Directions for this task: Using the material below, copy every line where "Precision" appears.

Task input:
::::::

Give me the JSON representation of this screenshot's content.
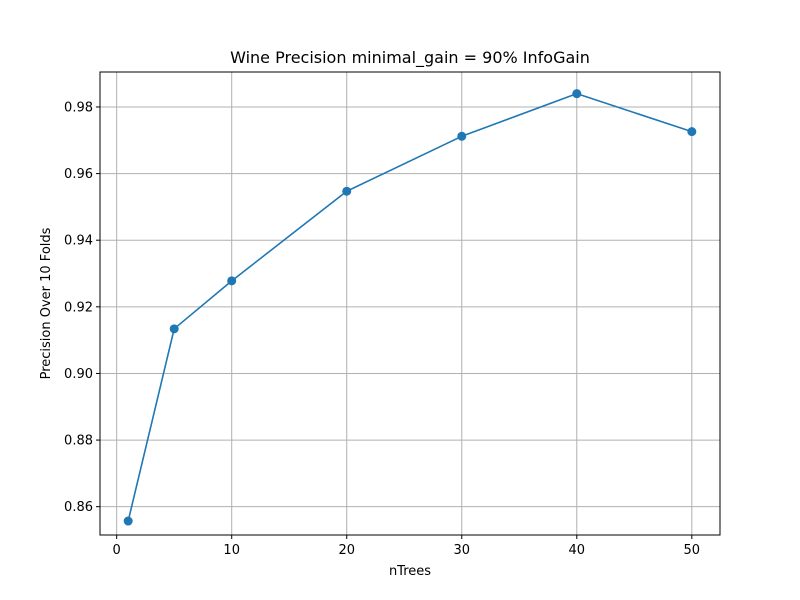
{
  "chart_data": {
    "type": "line",
    "title": "Wine Precision minimal_gain = 90% InfoGain",
    "xlabel": "nTrees",
    "ylabel": "Precision Over 10 Folds",
    "x": [
      1,
      5,
      10,
      20,
      30,
      40,
      50
    ],
    "series": [
      {
        "values": [
          0.8557,
          0.9134,
          0.9278,
          0.9547,
          0.9712,
          0.984,
          0.9726
        ],
        "color": "#1f77b4",
        "marker": "circle"
      }
    ],
    "xlim": [
      -1.45,
      52.45
    ],
    "ylim": [
      0.8515,
      0.9905
    ],
    "xticks": [
      0,
      10,
      20,
      30,
      40,
      50
    ],
    "yticks": [
      0.86,
      0.88,
      0.9,
      0.92,
      0.94,
      0.96,
      0.98
    ],
    "xtick_labels": [
      "0",
      "10",
      "20",
      "30",
      "40",
      "50"
    ],
    "ytick_labels": [
      "0.86",
      "0.88",
      "0.90",
      "0.92",
      "0.94",
      "0.96",
      "0.98"
    ],
    "grid": true,
    "legend": "none"
  }
}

::::::

Answer to this exercise:
    "title": "Wine Precision minimal_gain = 90% InfoGain",
    "ylabel": "Precision Over 10 Folds",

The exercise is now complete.